[Stored data]

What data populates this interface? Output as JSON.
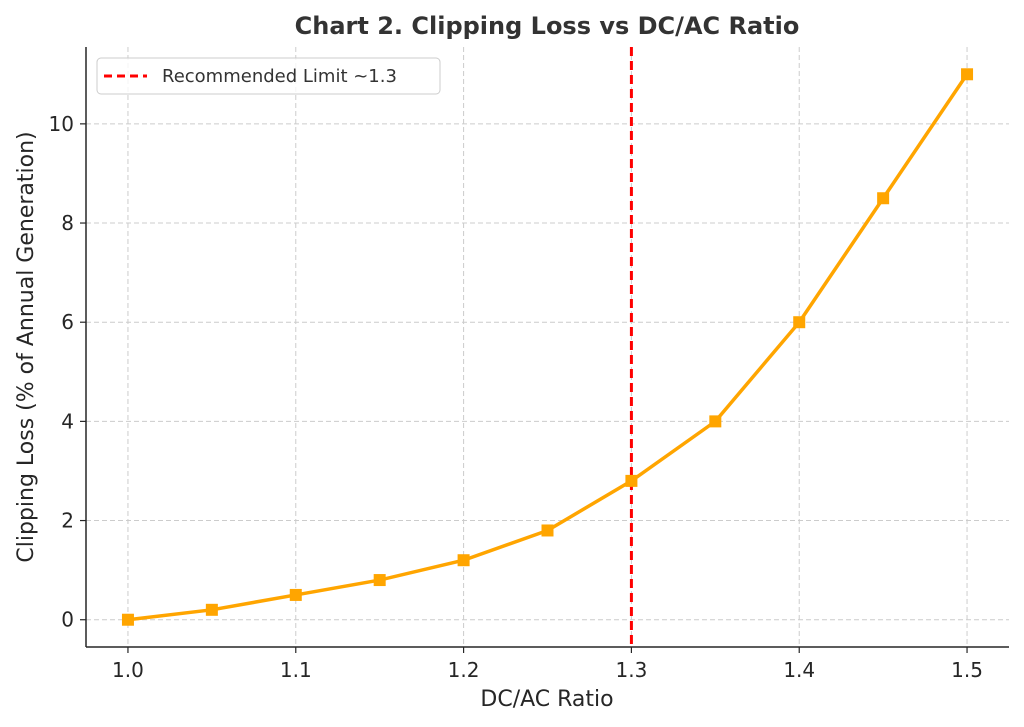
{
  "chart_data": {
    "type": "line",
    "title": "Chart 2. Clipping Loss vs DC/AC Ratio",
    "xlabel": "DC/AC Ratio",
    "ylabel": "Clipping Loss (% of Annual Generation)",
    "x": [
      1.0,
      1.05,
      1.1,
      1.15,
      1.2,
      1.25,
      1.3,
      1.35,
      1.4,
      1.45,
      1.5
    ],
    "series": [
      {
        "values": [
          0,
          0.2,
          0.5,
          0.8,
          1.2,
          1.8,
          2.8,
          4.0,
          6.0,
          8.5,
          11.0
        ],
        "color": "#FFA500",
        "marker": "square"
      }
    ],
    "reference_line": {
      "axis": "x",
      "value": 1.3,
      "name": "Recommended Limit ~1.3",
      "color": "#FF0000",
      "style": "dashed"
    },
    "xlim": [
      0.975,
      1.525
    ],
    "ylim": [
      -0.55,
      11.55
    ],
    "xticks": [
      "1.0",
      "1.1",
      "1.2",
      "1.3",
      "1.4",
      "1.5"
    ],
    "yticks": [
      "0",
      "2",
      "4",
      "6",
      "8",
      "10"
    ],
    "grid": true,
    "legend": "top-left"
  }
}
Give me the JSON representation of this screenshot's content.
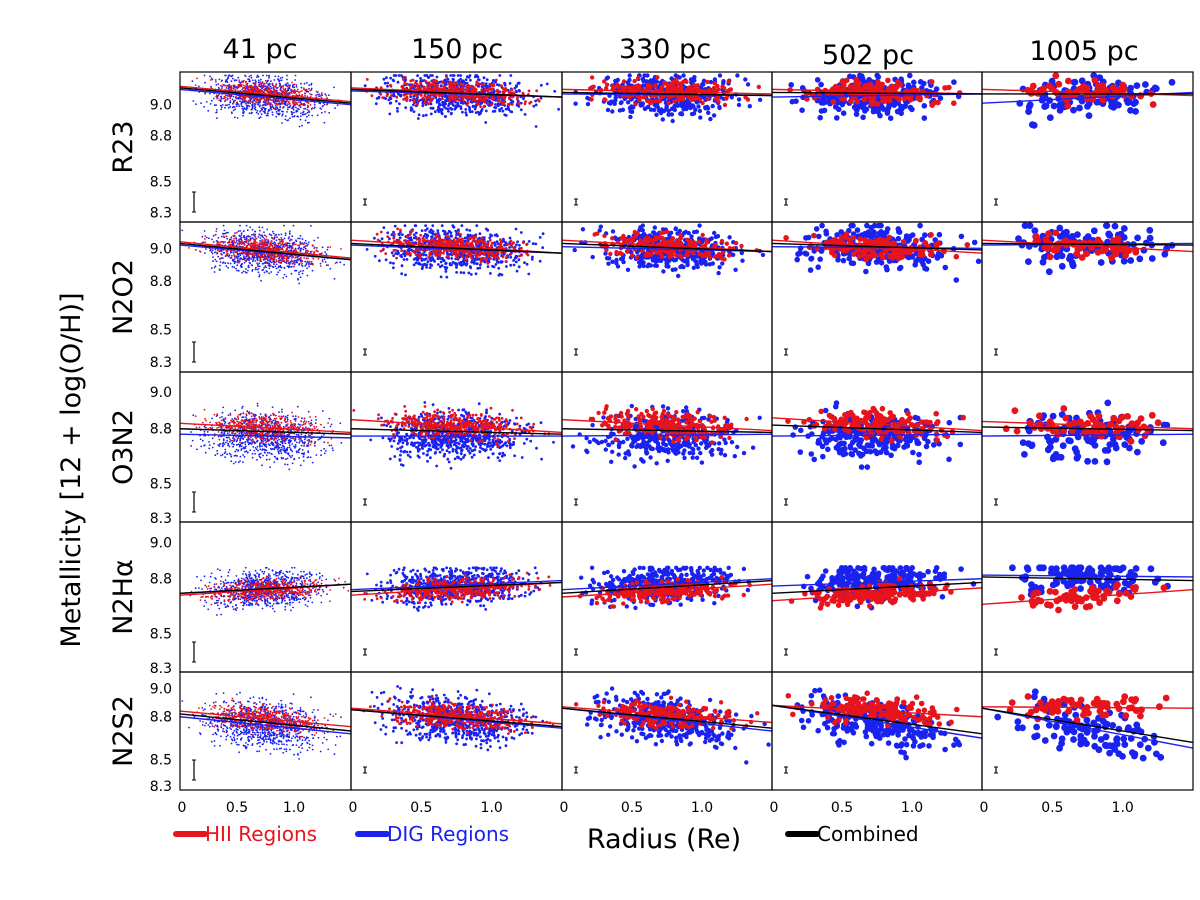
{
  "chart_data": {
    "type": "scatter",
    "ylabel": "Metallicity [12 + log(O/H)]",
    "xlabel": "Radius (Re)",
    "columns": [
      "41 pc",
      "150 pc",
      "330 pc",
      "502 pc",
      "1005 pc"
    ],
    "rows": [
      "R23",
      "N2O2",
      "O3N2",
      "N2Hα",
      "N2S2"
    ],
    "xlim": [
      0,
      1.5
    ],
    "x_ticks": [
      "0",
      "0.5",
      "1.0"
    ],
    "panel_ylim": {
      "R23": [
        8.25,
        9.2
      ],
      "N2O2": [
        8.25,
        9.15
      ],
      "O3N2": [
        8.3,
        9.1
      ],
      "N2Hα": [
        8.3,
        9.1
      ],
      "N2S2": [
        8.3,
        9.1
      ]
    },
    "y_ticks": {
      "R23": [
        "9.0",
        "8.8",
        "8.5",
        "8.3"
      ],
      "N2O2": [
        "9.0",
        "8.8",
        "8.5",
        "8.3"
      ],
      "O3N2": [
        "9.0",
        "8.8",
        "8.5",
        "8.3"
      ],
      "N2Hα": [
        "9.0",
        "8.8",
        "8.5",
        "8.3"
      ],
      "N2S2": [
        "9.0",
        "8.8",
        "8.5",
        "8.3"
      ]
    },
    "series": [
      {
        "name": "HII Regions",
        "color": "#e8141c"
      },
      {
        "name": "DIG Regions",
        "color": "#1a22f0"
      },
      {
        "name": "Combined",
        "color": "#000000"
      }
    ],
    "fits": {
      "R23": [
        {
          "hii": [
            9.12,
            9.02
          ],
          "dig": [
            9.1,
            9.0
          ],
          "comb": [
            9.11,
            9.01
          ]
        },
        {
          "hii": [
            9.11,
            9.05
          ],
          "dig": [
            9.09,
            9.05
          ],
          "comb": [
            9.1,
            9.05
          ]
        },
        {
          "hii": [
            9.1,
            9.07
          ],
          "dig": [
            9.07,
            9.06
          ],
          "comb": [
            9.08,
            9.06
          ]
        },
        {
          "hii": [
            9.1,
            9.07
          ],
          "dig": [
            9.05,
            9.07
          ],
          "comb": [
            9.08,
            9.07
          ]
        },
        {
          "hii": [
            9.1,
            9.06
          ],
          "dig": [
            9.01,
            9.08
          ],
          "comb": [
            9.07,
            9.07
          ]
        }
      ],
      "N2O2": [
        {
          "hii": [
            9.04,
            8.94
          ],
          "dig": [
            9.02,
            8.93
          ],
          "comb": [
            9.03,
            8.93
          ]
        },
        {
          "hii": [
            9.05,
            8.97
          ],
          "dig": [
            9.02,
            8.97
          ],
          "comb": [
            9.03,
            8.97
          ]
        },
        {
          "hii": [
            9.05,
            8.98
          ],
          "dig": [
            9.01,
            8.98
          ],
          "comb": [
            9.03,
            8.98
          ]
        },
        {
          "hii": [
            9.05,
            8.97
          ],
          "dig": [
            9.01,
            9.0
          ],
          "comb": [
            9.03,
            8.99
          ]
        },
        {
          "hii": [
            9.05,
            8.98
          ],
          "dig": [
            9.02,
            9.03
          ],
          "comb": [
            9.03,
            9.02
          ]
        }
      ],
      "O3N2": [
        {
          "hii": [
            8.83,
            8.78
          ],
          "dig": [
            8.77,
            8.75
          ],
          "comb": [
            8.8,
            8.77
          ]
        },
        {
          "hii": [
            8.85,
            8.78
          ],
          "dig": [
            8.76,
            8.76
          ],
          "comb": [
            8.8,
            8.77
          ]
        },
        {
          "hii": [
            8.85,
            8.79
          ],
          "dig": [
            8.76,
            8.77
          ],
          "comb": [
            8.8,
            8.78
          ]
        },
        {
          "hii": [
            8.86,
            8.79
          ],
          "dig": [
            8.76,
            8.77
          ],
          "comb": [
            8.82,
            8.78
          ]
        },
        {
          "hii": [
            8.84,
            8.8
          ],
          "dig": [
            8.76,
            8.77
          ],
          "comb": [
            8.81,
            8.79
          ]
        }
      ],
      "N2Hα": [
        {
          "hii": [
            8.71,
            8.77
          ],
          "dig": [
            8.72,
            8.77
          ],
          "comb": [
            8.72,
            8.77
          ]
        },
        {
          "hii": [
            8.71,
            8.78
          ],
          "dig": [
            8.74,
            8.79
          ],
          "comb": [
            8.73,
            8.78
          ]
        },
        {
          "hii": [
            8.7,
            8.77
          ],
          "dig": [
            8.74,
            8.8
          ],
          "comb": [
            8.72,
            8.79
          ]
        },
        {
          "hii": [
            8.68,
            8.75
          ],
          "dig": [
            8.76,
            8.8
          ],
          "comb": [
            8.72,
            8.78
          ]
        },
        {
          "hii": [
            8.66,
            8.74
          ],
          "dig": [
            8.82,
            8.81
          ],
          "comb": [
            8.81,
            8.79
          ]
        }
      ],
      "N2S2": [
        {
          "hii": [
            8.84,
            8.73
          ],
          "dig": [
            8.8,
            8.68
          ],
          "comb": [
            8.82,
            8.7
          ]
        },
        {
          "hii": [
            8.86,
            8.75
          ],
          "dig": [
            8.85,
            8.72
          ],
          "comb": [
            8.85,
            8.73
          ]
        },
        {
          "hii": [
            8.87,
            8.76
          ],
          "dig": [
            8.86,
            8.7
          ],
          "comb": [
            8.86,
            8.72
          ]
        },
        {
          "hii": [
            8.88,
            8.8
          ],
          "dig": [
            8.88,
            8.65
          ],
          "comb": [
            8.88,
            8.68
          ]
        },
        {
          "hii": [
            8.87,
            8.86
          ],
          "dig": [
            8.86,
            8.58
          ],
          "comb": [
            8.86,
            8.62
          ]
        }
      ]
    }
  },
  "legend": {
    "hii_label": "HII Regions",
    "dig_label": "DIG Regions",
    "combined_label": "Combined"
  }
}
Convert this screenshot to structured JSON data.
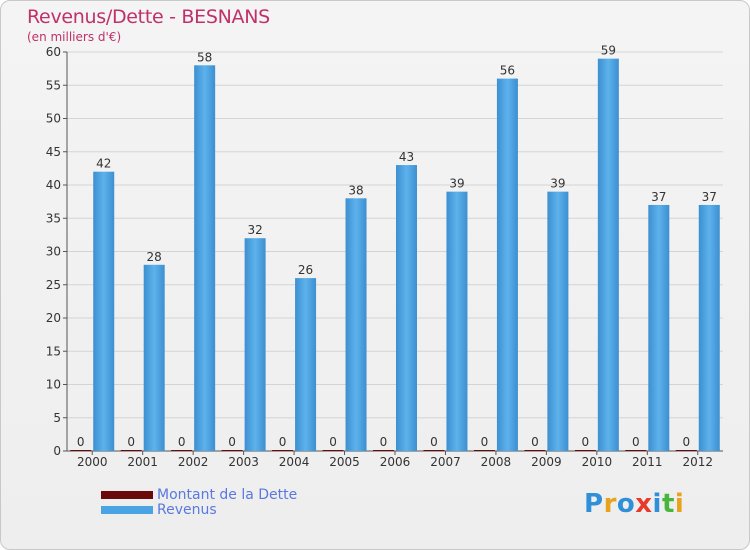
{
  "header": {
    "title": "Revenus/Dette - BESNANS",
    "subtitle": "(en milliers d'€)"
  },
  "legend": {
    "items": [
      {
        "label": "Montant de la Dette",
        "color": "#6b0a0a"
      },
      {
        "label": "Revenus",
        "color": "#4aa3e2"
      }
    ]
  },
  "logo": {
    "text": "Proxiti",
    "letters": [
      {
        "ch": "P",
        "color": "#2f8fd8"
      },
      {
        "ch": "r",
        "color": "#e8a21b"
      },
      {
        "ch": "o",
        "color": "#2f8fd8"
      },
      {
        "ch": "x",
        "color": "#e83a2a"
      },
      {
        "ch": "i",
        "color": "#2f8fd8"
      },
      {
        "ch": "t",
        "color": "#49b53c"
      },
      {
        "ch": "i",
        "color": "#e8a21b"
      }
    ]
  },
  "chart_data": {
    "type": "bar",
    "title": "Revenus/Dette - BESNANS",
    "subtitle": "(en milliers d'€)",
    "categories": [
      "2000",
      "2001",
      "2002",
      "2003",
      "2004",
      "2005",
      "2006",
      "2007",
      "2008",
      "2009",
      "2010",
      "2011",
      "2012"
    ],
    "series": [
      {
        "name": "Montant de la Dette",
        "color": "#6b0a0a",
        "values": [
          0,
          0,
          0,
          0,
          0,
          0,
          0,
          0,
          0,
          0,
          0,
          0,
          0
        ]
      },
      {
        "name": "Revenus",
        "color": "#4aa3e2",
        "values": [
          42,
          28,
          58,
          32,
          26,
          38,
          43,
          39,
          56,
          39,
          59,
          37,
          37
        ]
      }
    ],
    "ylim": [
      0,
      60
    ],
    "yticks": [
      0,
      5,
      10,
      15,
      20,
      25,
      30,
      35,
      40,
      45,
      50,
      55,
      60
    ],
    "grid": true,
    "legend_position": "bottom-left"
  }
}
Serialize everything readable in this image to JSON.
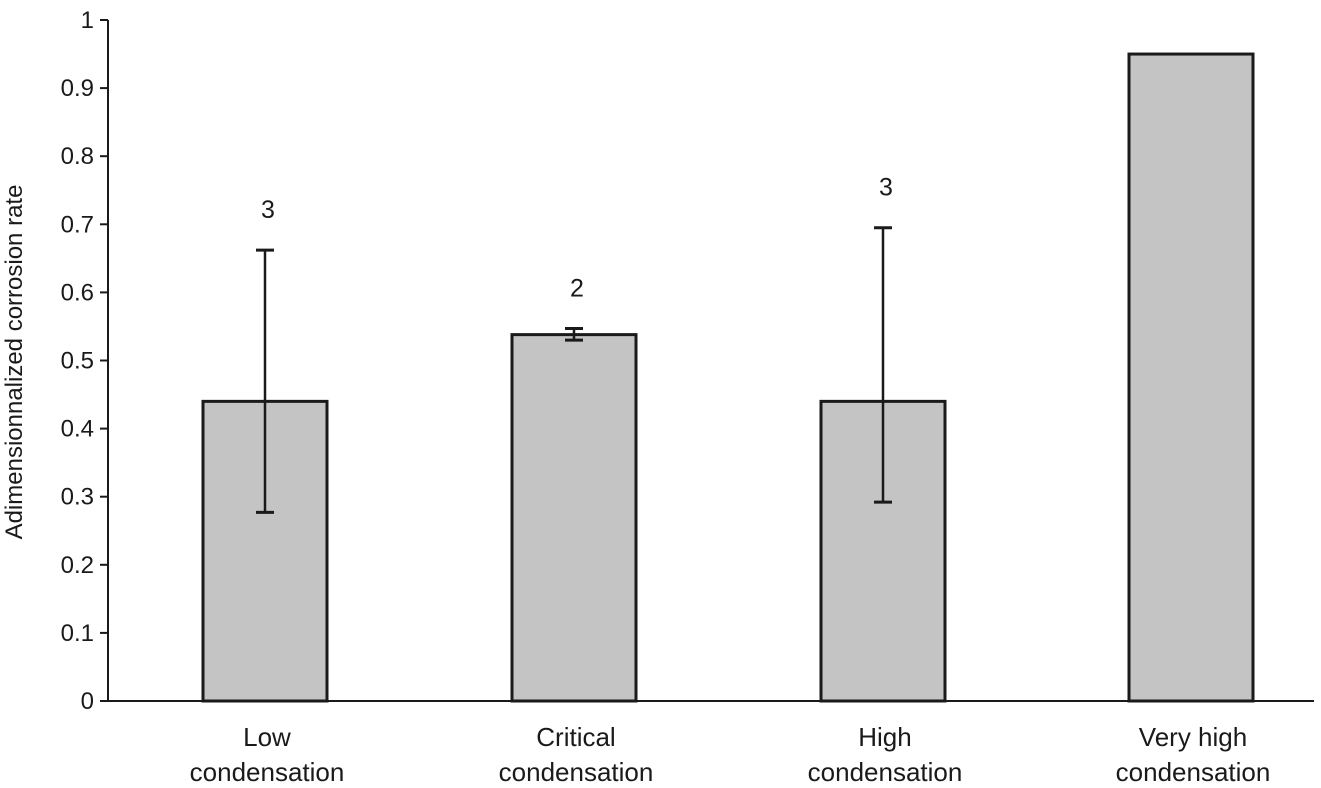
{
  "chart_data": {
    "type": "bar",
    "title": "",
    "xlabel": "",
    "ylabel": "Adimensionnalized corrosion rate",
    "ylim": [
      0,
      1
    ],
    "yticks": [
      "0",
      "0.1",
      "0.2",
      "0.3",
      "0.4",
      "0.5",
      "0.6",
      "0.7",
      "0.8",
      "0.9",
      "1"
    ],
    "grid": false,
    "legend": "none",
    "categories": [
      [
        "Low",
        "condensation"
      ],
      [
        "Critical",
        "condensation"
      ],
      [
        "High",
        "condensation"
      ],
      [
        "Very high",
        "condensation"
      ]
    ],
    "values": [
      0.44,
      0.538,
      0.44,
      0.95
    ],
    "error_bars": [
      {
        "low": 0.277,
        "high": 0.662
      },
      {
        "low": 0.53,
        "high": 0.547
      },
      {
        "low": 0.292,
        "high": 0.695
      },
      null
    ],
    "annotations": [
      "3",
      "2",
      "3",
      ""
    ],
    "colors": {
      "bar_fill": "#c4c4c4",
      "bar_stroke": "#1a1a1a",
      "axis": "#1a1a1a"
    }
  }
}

#### [PROBLEM STATEMENT]
Quote, please, only the lines running from the one with "Serialize everything readable" down to the final line of the data above, keeping both ends and skipping the pictures.

#### [OUTPUT]
Serialize everything readable in this image to JSON.
{
  "chart_data": {
    "type": "bar",
    "title": "",
    "xlabel": "",
    "ylabel": "Adimensionnalized corrosion rate",
    "ylim": [
      0,
      1
    ],
    "yticks": [
      "0",
      "0.1",
      "0.2",
      "0.3",
      "0.4",
      "0.5",
      "0.6",
      "0.7",
      "0.8",
      "0.9",
      "1"
    ],
    "grid": false,
    "legend": "none",
    "categories": [
      [
        "Low",
        "condensation"
      ],
      [
        "Critical",
        "condensation"
      ],
      [
        "High",
        "condensation"
      ],
      [
        "Very high",
        "condensation"
      ]
    ],
    "values": [
      0.44,
      0.538,
      0.44,
      0.95
    ],
    "error_bars": [
      {
        "low": 0.277,
        "high": 0.662
      },
      {
        "low": 0.53,
        "high": 0.547
      },
      {
        "low": 0.292,
        "high": 0.695
      },
      null
    ],
    "annotations": [
      "3",
      "2",
      "3",
      ""
    ],
    "colors": {
      "bar_fill": "#c4c4c4",
      "bar_stroke": "#1a1a1a",
      "axis": "#1a1a1a"
    }
  }
}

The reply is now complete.